**What you need to do:**
Rewrite the lines from the line with "- price-series: [92, 86, 829, 154]" up to and including the line with "- inventory-panel: -1", switching "inventory-bar" to "stock-bar" and leaving everything else unchanged.

**Data to process:**
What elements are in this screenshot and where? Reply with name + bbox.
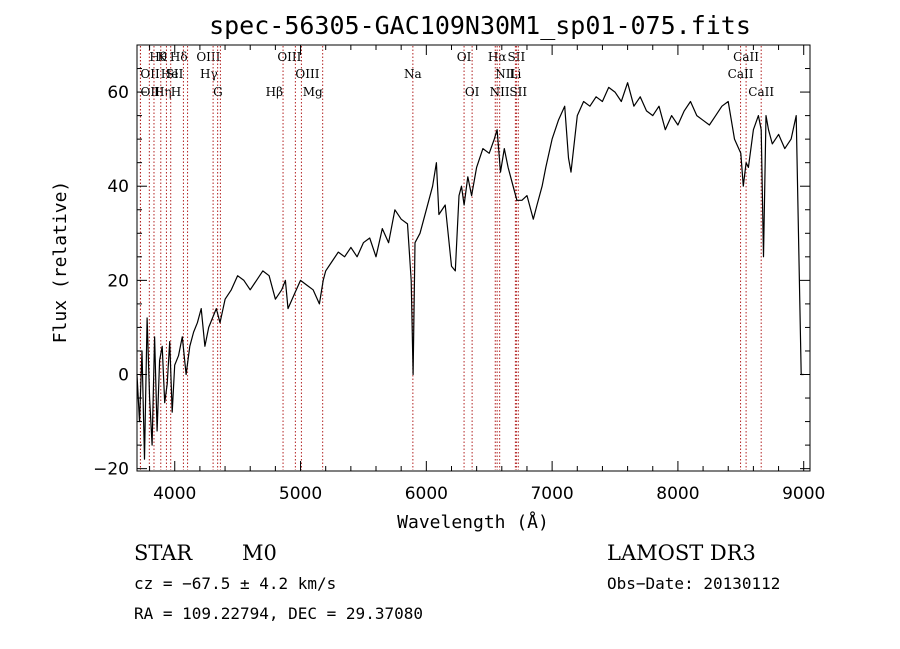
y-tick-label-0: −20 [93,460,129,480]
line-label-18: OI [465,85,480,99]
line-label-10: Hγ [200,67,218,81]
redshift-velocity: cz = −67.5 ± 4.2 km/s [134,574,336,593]
line-label-12: Hβ [266,85,283,99]
line-label-15: Mg [303,85,323,99]
line-label-17: OI [457,50,472,64]
line-label-27: CaII [748,85,774,99]
line-label-6: H [171,85,181,99]
y-tick-label-2: 20 [107,271,129,291]
line-label-22: Li [509,67,521,81]
line-label-5: He [161,67,179,81]
line-label-14: OIII [295,67,319,81]
line-label-23: NII [490,85,510,99]
y-tick-label-1: 0 [118,366,129,386]
line-label-13: OIII [277,50,301,64]
x-axis-label: Wavelength (Å) [397,511,549,533]
line-label-21: NII [495,67,515,81]
spectrum-series [136,82,804,460]
plot-frame [136,44,811,472]
line-label-20: SII [508,50,526,64]
line-label-8: SII [166,67,184,81]
line-label-11: G [213,85,223,99]
y-tick-label-4: 60 [107,83,129,103]
line-label-9: OIII [196,50,220,64]
line-label-25: CaII [733,50,759,64]
y-axis-label: Flux (relative) [50,181,71,344]
x-tick-label-0: 4000 [153,484,196,504]
line-label-1: OII [140,67,160,81]
observation-date: Obs−Date: 20130112 [607,574,780,593]
x-tick-label-5: 9000 [782,484,825,504]
line-label-16: Na [404,67,422,81]
axis-ticks: 4000 5000 6000 7000 8000 9000 −20 0 20 40 60 [93,45,825,504]
line-label-19: Hα [488,50,507,64]
line-label-4: K [157,50,167,64]
x-tick-label-1: 5000 [279,484,322,504]
chart-title: spec-56305-GAC109N30M1_sp01-075.fits [209,11,751,40]
y-tick-label-3: 40 [107,177,129,197]
x-tick-label-3: 7000 [530,484,573,504]
coordinates: RA = 109.22794, DEC = 29.37080 [134,604,423,623]
line-label-7: Hδ [170,50,188,64]
object-subclass: M0 [242,541,277,565]
line-label-2: OII [141,85,161,99]
line-label-3: Hη [154,85,172,99]
survey-name: LAMOST DR3 [607,541,756,565]
x-tick-label-4: 8000 [656,484,699,504]
x-tick-label-2: 6000 [405,484,448,504]
spectrum-line [136,82,804,460]
line-label-26: CaII [728,67,754,81]
object-class: STAR [134,541,193,565]
line-label-24: SII [509,85,527,99]
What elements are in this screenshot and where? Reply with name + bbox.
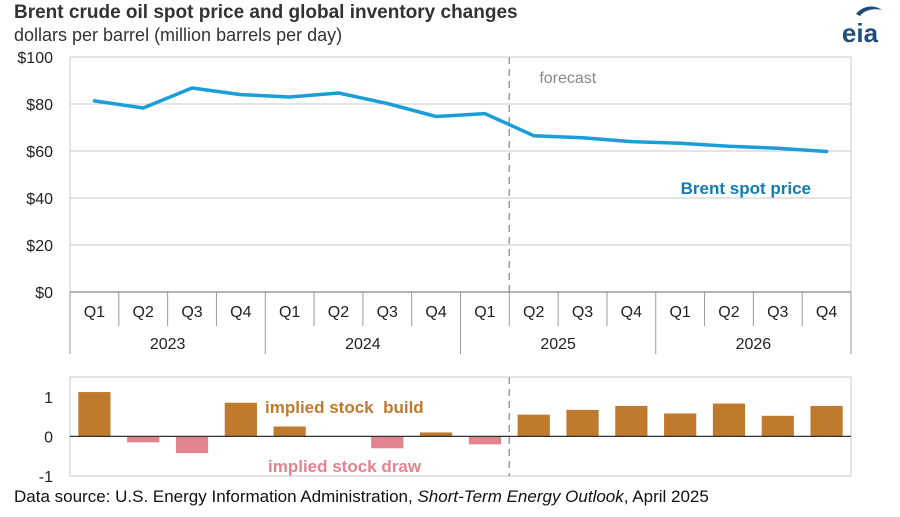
- price-series: [92, 86, 829, 154]
- inventory-bar: [175, 436, 209, 454]
- quarter-tick-label: Q3: [572, 304, 593, 321]
- inventory-panel: -1 0 1 implied stock build implied stock dr…: [39, 376, 852, 486]
- inventory-y-tick-labels: -1 0 1: [39, 390, 53, 486]
- inventory-bar: [566, 409, 599, 437]
- inventory-bar: [810, 405, 843, 437]
- quarter-tick-label: Q4: [816, 304, 837, 321]
- inventory-bar: [615, 405, 648, 437]
- inventory-bar: [761, 415, 794, 437]
- source-publication: Short-Term Energy Outlook: [417, 487, 624, 506]
- inventory-bar: [664, 413, 697, 437]
- price-y-tick-label: $100: [17, 50, 53, 67]
- quarter-tick-label: Q2: [133, 304, 154, 321]
- source-suffix: , April 2025: [623, 487, 709, 506]
- forecast-label: forecast: [539, 70, 596, 87]
- price-gridlines: [70, 56, 851, 246]
- price-y-tick-label: $0: [35, 285, 53, 302]
- inventory-plot-frame: [69, 376, 852, 477]
- quarter-tick-label: Q4: [425, 304, 446, 321]
- inventory-y-tick-label: -1: [39, 469, 53, 486]
- price-y-tick-labels: $0 $20 $40 $60 $80 $100: [17, 50, 53, 302]
- inventory-bar: [712, 403, 746, 437]
- implied-stock-build-label: implied stock build: [265, 398, 424, 417]
- price-plot-frame: [69, 57, 852, 292]
- quarter-tick-label: Q4: [621, 304, 642, 321]
- price-y-tick-label: $80: [26, 97, 53, 114]
- quarter-tick-label: Q2: [523, 304, 544, 321]
- inventory-bar: [273, 426, 306, 437]
- year-tick-label: 2023: [150, 336, 186, 353]
- year-tick-label: 2026: [736, 336, 772, 353]
- logo-text: eia: [842, 18, 879, 48]
- brent-series-label: Brent spot price: [681, 179, 811, 198]
- quarter-tick-label: Q1: [279, 304, 300, 321]
- implied-stock-draw-label: implied stock draw: [268, 457, 422, 476]
- price-panel: $0$20$40$60$80$100 Q1 Q2 Q3 Q4 Q1 Q2 Q3 Q4 Q1 Q2 Q…: [17, 50, 852, 354]
- price-y-tick-label: $40: [26, 191, 53, 208]
- chart-subtitle: dollars per barrel (million barrels per …: [14, 25, 343, 45]
- quarter-tick-label: Q2: [328, 304, 349, 321]
- inventory-bar: [517, 414, 550, 437]
- quarter-tick-label: Q1: [669, 304, 690, 321]
- inventory-bar: [371, 436, 404, 449]
- price-y-tick-label: $20: [26, 238, 53, 255]
- quarter-tick-label: Q1: [84, 304, 105, 321]
- quarter-tick-label: Q4: [230, 304, 251, 321]
- inventory-bar: [78, 392, 111, 437]
- quarter-tick-label: Q1: [474, 304, 495, 321]
- inventory-bar: [419, 432, 453, 437]
- source-prefix: Data source: U.S. Energy Information Adm…: [14, 487, 418, 506]
- inventory-bar: [468, 436, 502, 445]
- inventory-y-tick-label: 1: [44, 390, 53, 407]
- year-tick-label: 2024: [345, 336, 381, 353]
- chart-title: Brent crude oil spot price and global in…: [14, 2, 518, 23]
- inventory-bars: [78, 392, 843, 454]
- inventory-bar: [224, 402, 257, 437]
- data-source-note: Data source: U.S. Energy Information Adm…: [14, 487, 709, 507]
- inventory-bar: [127, 436, 160, 443]
- inventory-plot-border: [69, 376, 852, 477]
- quarter-tick-label: Q3: [767, 304, 788, 321]
- price-y-tick-label: $60: [26, 144, 53, 161]
- price-x-axis: Q1 Q2 Q3 Q4 Q1 Q2 Q3 Q4 Q1 Q2 Q3 Q4 Q1 Q2 Q3 Q4 2023 2024…: [69, 291, 852, 354]
- quarter-tick-label: Q3: [181, 304, 202, 321]
- logo-swoosh-icon: [856, 6, 882, 17]
- brent-price-line: [92, 86, 829, 154]
- quarter-tick-label: Q2: [718, 304, 739, 321]
- price-series-label: Brent spot price: [681, 179, 811, 198]
- quarter-tick-label: Q3: [377, 304, 398, 321]
- inventory-annotations: implied stock build implied stock draw: [265, 398, 424, 476]
- forecast-divider: forecast: [508, 57, 597, 292]
- eia-logo: eia: [842, 6, 882, 48]
- year-tick-label: 2025: [540, 336, 576, 353]
- inventory-y-tick-label: 0: [44, 429, 53, 446]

**Result below:**
- price-series: [92, 86, 829, 154]
- stock-bar: [175, 436, 209, 454]
- quarter-tick-label: Q3: [572, 304, 593, 321]
- inventory-panel: -1 0 1 implied stock build implied stock dr…: [39, 376, 852, 486]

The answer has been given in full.